• Given request: Return each entry exactly, with none missing.

• Exercise inputs:
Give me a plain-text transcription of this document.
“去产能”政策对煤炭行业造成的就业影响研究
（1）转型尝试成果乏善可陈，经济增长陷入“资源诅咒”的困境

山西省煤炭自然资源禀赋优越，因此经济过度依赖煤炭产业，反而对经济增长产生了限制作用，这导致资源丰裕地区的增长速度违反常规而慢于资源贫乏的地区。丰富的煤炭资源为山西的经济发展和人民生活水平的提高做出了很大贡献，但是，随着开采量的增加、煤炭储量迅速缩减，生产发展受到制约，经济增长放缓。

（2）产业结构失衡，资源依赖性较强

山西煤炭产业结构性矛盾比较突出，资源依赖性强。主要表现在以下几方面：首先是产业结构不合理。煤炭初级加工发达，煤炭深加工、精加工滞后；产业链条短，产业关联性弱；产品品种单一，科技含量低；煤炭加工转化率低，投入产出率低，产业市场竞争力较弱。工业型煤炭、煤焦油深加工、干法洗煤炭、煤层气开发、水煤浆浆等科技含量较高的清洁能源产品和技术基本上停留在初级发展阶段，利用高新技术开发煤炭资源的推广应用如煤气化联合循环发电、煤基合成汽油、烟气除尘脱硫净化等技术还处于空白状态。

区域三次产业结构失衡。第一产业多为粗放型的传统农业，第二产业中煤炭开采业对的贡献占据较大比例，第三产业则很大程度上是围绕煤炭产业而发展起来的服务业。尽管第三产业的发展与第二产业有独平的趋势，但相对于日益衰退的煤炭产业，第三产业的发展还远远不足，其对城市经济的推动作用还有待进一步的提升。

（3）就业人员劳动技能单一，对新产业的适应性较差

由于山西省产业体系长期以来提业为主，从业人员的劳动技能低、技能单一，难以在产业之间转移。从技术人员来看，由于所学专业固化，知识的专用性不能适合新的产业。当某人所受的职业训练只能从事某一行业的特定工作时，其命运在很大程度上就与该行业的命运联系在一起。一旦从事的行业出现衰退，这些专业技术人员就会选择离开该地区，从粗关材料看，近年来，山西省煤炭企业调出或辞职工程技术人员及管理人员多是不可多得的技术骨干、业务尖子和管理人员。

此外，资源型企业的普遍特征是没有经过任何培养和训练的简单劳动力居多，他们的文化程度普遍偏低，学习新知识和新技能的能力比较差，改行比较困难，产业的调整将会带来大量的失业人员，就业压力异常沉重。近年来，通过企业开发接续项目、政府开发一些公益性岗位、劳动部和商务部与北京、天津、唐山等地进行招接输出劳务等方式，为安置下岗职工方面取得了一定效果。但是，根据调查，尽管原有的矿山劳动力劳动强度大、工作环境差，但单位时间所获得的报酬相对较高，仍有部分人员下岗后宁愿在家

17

• Correct result:
Give me a plain-text transcription of this document.
“去产能”政策对煤炭行业造成的就业影响研究
（1）转型尝试成果乏善可陈，经济增长陷入“资源诅咒”的困境

山西省煤炭自然资源禀赋优越，因此经济过度依赖煤炭产业，反而对经济增长产生了限制作用，这导致资源丰裕地区的增长速度违反常规而慢于资源贫乏的地区。丰富的煤炭资源为山西的经济发展和人民生活水平的提高做出了很大贡献，但是，随着开采量的增加、煤炭储量迅速缩减，生产发展受到制约，经济增长放缓。

（2）产业结构失衡，资源依赖性较强

山西煤炭产业结构性矛盾比较突出，资源依赖性强。主要表现在以下几方面：首先是产业结构不合理。煤炭初级加工发达，煤炭深加工、精加工滞后；产业链条短，产业关联性弱；产品品种单一，科技含量低；煤炭加工转化率低，投入产出率低，产业市场竞争力较弱。工业型煤炭、煤焦油深加工、干法洗煤炭、煤层气开发、水煤浆浆等科技含量较高的清洁能源产品和技术基本上停留在初级发展阶段，利用高新技术开发煤炭资源的推广应用如煤气化联合循环发电、煤基合成汽油、烟气除尘脱硫净化等技术还处于空白状态。

区域三次产业结构失衡。第一产业多为粗放型的传统农业，第二产业中煤炭开采业对的贡献占据较大比例，第三产业则很大程度上是围绕煤炭产业而发展起来的服务业。尽管第三产业的发展与第二产业有独平的趋势，但相对于日益衰退的煤炭产业，第三产业的发展还远远不足，其对城市经济的推动作用还有待进一步的提升。

（3）就业人员劳动技能单一，对新产业的适应性较差

由于山西省产业体系长期以来提业为主，从业人员的劳动技能低、技能单一，难以在产业之间转移。从技术人员来看，由于所学专业固化，知识的专用性不能适合新的产业。当某人所受的职业训练只能从事某一行业的特定工作时，其命运在很大程度上就与该行业的命运联系在一起。一旦从事的行业出现衰退，这些专业技术人员就会选择离开该地区，从粗关材料看，近年来，山西省煤炭企业调出或辞职工程技术人员及管理人员多是不可多得的技术骨干、业务尖子和管理人员。

此外，资源型企业的普遍特征是没有经过任何培养和训练的简单劳动力居多，他们的文化程度普遍偏低，学习新知识和新技能的能力比较差，改行比较困难，产业的调整将会带来大量的失业人员，就业压力异常沉重。近年来，通过企业开发接续项目、政府开发一些公益性岗位、劳动部和商务部与北京、天津、唐山等地进行招接输出劳务等方式，为安置下岗职工方面取得了一定效果。但是，根据调查，尽管原有的矿山劳动力劳动强度大、工作环境差，但单位时间所获得的报酬相对较高，仍有部分人员下岗后宁愿在家

17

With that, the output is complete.